> [Your instructions] Copy each line of the records that holds the string "sont".

## start

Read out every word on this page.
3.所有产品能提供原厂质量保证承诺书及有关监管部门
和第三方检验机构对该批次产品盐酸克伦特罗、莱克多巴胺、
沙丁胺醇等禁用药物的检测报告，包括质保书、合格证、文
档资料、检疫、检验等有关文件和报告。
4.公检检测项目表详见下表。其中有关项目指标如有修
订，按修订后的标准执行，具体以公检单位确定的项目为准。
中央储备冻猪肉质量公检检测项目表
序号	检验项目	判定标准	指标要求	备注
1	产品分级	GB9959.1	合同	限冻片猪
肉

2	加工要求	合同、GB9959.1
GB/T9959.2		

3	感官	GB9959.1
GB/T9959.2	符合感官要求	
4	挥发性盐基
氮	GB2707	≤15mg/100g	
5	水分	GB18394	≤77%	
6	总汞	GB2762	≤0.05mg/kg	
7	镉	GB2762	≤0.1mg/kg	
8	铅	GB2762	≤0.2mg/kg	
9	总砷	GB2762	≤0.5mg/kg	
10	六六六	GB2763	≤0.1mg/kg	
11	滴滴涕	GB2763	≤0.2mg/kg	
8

## end
## start

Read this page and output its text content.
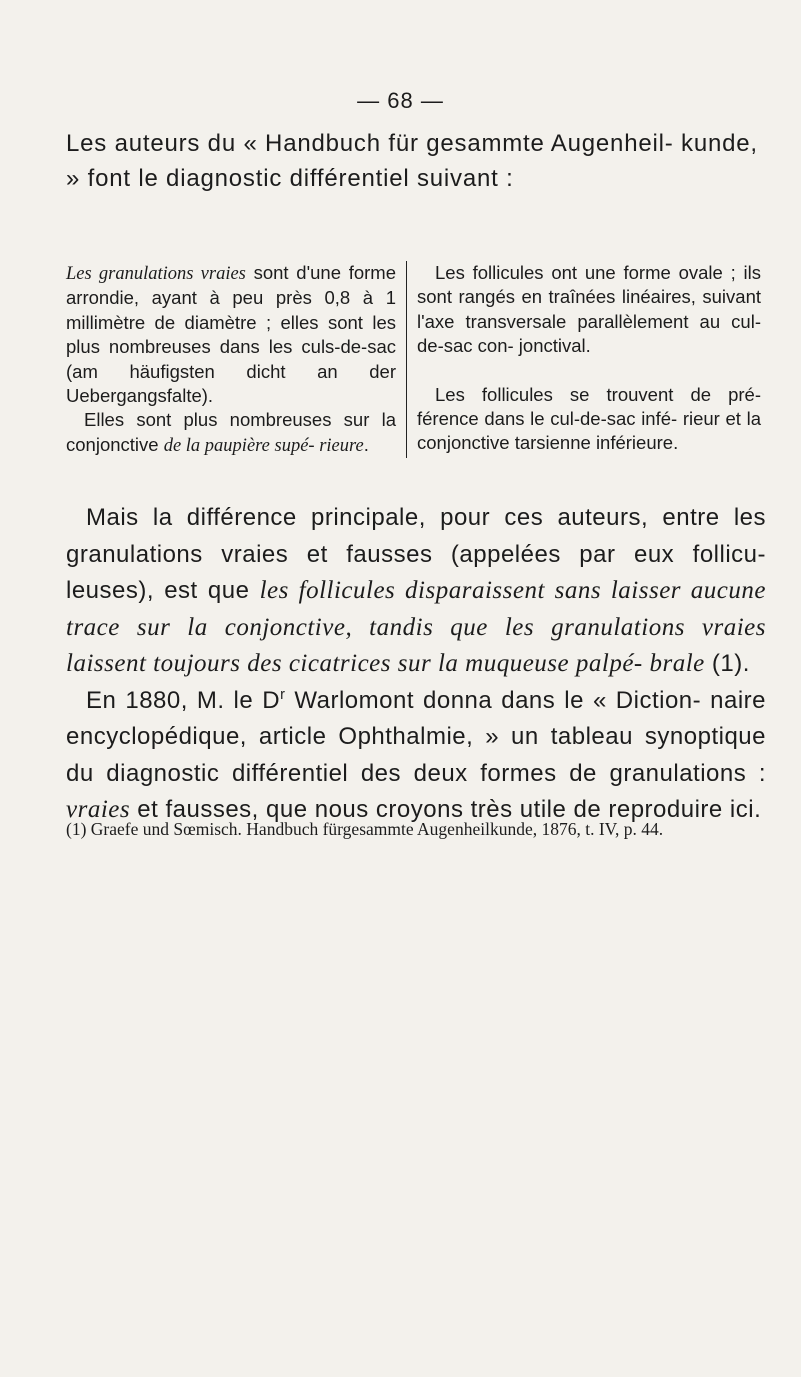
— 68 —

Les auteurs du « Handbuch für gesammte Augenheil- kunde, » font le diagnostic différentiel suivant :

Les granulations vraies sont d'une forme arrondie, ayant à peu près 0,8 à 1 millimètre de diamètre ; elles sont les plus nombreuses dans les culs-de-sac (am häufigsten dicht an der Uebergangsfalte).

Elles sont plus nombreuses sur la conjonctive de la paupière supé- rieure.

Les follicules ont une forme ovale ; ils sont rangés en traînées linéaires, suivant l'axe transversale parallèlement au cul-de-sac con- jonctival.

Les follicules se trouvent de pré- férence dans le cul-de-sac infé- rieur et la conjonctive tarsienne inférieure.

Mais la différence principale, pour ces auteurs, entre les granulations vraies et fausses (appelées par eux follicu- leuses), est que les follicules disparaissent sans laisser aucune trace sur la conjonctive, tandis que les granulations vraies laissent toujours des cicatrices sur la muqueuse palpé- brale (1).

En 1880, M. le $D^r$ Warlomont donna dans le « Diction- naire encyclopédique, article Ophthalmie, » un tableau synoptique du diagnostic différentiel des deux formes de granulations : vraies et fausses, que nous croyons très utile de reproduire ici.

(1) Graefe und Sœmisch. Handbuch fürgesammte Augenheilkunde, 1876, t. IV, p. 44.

## end

> [Final answer]
Les granulations vraies sont d'une forme arrondie, ayant à peu près 0,8 à 1 millimètre de diamètre ; elles sont les plus nombreuses dans les culs-de-sac (am häufigsten dicht an der Uebergangsfalte).
Elles sont plus nombreuses sur la conjonctive de la paupière supé- rieure.
Les follicules ont une forme ovale ; ils sont rangés en traînées linéaires, suivant l'axe transversale parallèlement au cul-de-sac con- jonctival.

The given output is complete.